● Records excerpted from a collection
--- start ---
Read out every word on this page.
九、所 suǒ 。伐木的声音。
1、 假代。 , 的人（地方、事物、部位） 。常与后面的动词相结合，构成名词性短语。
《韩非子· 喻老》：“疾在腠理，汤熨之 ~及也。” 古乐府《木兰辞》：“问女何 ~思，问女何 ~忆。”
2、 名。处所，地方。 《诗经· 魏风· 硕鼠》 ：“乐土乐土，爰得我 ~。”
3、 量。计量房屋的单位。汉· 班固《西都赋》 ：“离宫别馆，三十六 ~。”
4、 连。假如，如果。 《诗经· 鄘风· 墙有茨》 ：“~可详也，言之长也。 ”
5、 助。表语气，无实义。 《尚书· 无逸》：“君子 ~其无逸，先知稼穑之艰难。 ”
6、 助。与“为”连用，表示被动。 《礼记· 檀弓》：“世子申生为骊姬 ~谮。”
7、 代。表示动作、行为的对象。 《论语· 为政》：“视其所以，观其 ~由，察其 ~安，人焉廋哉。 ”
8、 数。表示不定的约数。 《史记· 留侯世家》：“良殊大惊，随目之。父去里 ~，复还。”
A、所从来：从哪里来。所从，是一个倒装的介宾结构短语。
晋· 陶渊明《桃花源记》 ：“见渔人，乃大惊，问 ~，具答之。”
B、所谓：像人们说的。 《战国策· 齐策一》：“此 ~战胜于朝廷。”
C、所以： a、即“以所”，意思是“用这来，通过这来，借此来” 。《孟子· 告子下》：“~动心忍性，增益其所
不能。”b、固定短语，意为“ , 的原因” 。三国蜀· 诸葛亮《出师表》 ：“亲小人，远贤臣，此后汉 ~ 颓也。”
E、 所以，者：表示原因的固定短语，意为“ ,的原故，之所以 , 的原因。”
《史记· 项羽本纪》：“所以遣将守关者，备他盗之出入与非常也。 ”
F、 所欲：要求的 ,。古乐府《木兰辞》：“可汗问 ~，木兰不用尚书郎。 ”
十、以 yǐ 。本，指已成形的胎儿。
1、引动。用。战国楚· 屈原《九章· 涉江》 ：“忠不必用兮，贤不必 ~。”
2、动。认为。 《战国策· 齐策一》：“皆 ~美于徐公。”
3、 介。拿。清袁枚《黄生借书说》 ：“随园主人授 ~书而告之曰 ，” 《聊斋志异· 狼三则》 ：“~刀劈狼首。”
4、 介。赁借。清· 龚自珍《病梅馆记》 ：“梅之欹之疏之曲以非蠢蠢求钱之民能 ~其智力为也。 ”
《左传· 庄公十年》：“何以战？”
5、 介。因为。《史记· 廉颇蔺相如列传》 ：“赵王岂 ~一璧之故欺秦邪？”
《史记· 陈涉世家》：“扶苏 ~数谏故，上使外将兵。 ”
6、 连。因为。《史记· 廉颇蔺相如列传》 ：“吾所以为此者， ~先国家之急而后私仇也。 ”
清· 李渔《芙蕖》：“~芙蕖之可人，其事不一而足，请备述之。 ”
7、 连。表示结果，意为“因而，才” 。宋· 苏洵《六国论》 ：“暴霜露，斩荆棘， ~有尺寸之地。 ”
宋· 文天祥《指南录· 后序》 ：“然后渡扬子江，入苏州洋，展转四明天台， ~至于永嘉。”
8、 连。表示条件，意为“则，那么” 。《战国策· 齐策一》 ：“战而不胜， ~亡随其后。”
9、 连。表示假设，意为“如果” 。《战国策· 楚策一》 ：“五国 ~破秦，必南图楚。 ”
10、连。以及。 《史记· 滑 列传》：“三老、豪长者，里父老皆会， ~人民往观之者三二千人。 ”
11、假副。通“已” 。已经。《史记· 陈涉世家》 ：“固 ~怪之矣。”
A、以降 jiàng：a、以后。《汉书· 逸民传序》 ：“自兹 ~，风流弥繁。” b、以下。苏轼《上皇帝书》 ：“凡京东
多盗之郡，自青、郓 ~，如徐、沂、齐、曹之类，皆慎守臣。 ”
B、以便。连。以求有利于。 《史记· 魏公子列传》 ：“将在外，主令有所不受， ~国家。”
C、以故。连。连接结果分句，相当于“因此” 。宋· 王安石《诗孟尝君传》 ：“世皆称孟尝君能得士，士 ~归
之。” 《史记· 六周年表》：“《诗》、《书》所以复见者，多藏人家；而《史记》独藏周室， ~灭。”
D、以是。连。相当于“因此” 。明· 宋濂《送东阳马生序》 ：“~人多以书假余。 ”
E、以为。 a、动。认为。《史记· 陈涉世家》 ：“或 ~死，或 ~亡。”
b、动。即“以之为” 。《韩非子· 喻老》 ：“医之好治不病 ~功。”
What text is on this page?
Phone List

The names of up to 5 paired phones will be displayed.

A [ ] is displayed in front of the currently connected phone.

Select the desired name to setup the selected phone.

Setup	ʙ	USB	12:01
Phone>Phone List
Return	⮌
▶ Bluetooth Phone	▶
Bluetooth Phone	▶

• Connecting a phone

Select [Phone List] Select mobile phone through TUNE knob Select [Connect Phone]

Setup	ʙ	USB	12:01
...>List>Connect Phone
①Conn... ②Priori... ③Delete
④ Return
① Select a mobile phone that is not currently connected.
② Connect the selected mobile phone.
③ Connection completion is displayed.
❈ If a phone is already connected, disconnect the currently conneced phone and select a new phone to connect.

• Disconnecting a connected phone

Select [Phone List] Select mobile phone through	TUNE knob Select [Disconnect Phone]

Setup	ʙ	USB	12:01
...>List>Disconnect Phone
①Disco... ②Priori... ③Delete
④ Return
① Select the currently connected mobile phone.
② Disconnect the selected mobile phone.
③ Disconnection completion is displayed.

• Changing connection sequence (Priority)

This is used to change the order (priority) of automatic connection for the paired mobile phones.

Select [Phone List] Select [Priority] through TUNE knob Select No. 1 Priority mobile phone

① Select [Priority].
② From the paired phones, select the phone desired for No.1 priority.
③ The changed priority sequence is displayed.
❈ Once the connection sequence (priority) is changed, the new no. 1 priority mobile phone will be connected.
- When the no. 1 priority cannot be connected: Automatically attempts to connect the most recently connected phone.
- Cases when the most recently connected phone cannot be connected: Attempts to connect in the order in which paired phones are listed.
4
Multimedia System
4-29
--- end ---
● Task statement
Every record above must be duplicated exactly.

● Solved problem
Read out every word on this page.
九、所 suǒ 。伐木的声音。
1、 假代。 , 的人（地方、事物、部位） 。常与后面的动词相结合，构成名词性短语。
《韩非子· 喻老》：“疾在腠理，汤熨之 ~及也。” 古乐府《木兰辞》：“问女何 ~思，问女何 ~忆。”
2、 名。处所，地方。 《诗经· 魏风· 硕鼠》 ：“乐土乐土，爰得我 ~。”
3、 量。计量房屋的单位。汉· 班固《西都赋》 ：“离宫别馆，三十六 ~。”
4、 连。假如，如果。 《诗经· 鄘风· 墙有茨》 ：“~可详也，言之长也。 ”
5、 助。表语气，无实义。 《尚书· 无逸》：“君子 ~其无逸，先知稼穑之艰难。 ”
6、 助。与“为”连用，表示被动。 《礼记· 檀弓》：“世子申生为骊姬 ~谮。”
7、 代。表示动作、行为的对象。 《论语· 为政》：“视其所以，观其 ~由，察其 ~安，人焉廋哉。 ”
8、 数。表示不定的约数。 《史记· 留侯世家》：“良殊大惊，随目之。父去里 ~，复还。”
A、所从来：从哪里来。所从，是一个倒装的介宾结构短语。
晋· 陶渊明《桃花源记》 ：“见渔人，乃大惊，问 ~，具答之。”
B、所谓：像人们说的。 《战国策· 齐策一》：“此 ~战胜于朝廷。”
C、所以： a、即“以所”，意思是“用这来，通过这来，借此来” 。《孟子· 告子下》：“~动心忍性，增益其所
不能。”b、固定短语，意为“ , 的原因” 。三国蜀· 诸葛亮《出师表》 ：“亲小人，远贤臣，此后汉 ~ 颓也。”
E、 所以，者：表示原因的固定短语，意为“ ,的原故，之所以 , 的原因。”
《史记· 项羽本纪》：“所以遣将守关者，备他盗之出入与非常也。 ”
F、 所欲：要求的 ,。古乐府《木兰辞》：“可汗问 ~，木兰不用尚书郎。 ”
十、以 yǐ 。本，指已成形的胎儿。
1、引动。用。战国楚· 屈原《九章· 涉江》 ：“忠不必用兮，贤不必 ~。”
2、动。认为。 《战国策· 齐策一》：“皆 ~美于徐公。”
3、 介。拿。清袁枚《黄生借书说》 ：“随园主人授 ~书而告之曰 ，” 《聊斋志异· 狼三则》 ：“~刀劈狼首。”
4、 介。赁借。清· 龚自珍《病梅馆记》 ：“梅之欹之疏之曲以非蠢蠢求钱之民能 ~其智力为也。 ”
《左传· 庄公十年》：“何以战？”
5、 介。因为。《史记· 廉颇蔺相如列传》 ：“赵王岂 ~一璧之故欺秦邪？”
《史记· 陈涉世家》：“扶苏 ~数谏故，上使外将兵。 ”
6、 连。因为。《史记· 廉颇蔺相如列传》 ：“吾所以为此者， ~先国家之急而后私仇也。 ”
清· 李渔《芙蕖》：“~芙蕖之可人，其事不一而足，请备述之。 ”
7、 连。表示结果，意为“因而，才” 。宋· 苏洵《六国论》 ：“暴霜露，斩荆棘， ~有尺寸之地。 ”
宋· 文天祥《指南录· 后序》 ：“然后渡扬子江，入苏州洋，展转四明天台， ~至于永嘉。”
8、 连。表示条件，意为“则，那么” 。《战国策· 齐策一》 ：“战而不胜， ~亡随其后。”
9、 连。表示假设，意为“如果” 。《战国策· 楚策一》 ：“五国 ~破秦，必南图楚。 ”
10、连。以及。 《史记· 滑 列传》：“三老、豪长者，里父老皆会， ~人民往观之者三二千人。 ”
11、假副。通“已” 。已经。《史记· 陈涉世家》 ：“固 ~怪之矣。”
A、以降 jiàng：a、以后。《汉书· 逸民传序》 ：“自兹 ~，风流弥繁。” b、以下。苏轼《上皇帝书》 ：“凡京东
多盗之郡，自青、郓 ~，如徐、沂、齐、曹之类，皆慎守臣。 ”
B、以便。连。以求有利于。 《史记· 魏公子列传》 ：“将在外，主令有所不受， ~国家。”
C、以故。连。连接结果分句，相当于“因此” 。宋· 王安石《诗孟尝君传》 ：“世皆称孟尝君能得士，士 ~归
之。” 《史记· 六周年表》：“《诗》、《书》所以复见者，多藏人家；而《史记》独藏周室， ~灭。”
D、以是。连。相当于“因此” 。明· 宋濂《送东阳马生序》 ：“~人多以书假余。 ”
E、以为。 a、动。认为。《史记· 陈涉世家》 ：“或 ~死，或 ~亡。”
b、动。即“以之为” 。《韩非子· 喻老》 ：“医之好治不病 ~功。”
What text is on this page?
Phone List

The names of up to 5 paired phones will be displayed.

A [ ] is displayed in front of the currently connected phone.

Select the desired name to setup the selected phone.

Setup	ʙ	USB	12:01
Phone>Phone List
Return	⮌
▶ Bluetooth Phone	▶
Bluetooth Phone	▶

• Connecting a phone

Select [Phone List] Select mobile phone through TUNE knob Select [Connect Phone]

Setup	ʙ	USB	12:01
...>List>Connect Phone
①Conn... ②Priori... ③Delete
④ Return
① Select a mobile phone that is not currently connected.
② Connect the selected mobile phone.
③ Connection completion is displayed.
❈ If a phone is already connected, disconnect the currently conneced phone and select a new phone to connect.

• Disconnecting a connected phone

Select [Phone List] Select mobile phone through	TUNE knob Select [Disconnect Phone]

Setup	ʙ	USB	12:01
...>List>Disconnect Phone
①Disco... ②Priori... ③Delete
④ Return
① Select the currently connected mobile phone.
② Disconnect the selected mobile phone.
③ Disconnection completion is displayed.

• Changing connection sequence (Priority)

This is used to change the order (priority) of automatic connection for the paired mobile phones.

Select [Phone List] Select [Priority] through TUNE knob Select No. 1 Priority mobile phone

① Select [Priority].
② From the paired phones, select the phone desired for No.1 priority.
③ The changed priority sequence is displayed.
❈ Once the connection sequence (priority) is changed, the new no. 1 priority mobile phone will be connected.
- When the no. 1 priority cannot be connected: Automatically attempts to connect the most recently connected phone.
- Cases when the most recently connected phone cannot be connected: Attempts to connect in the order in which paired phones are listed.
4
Multimedia System
4-29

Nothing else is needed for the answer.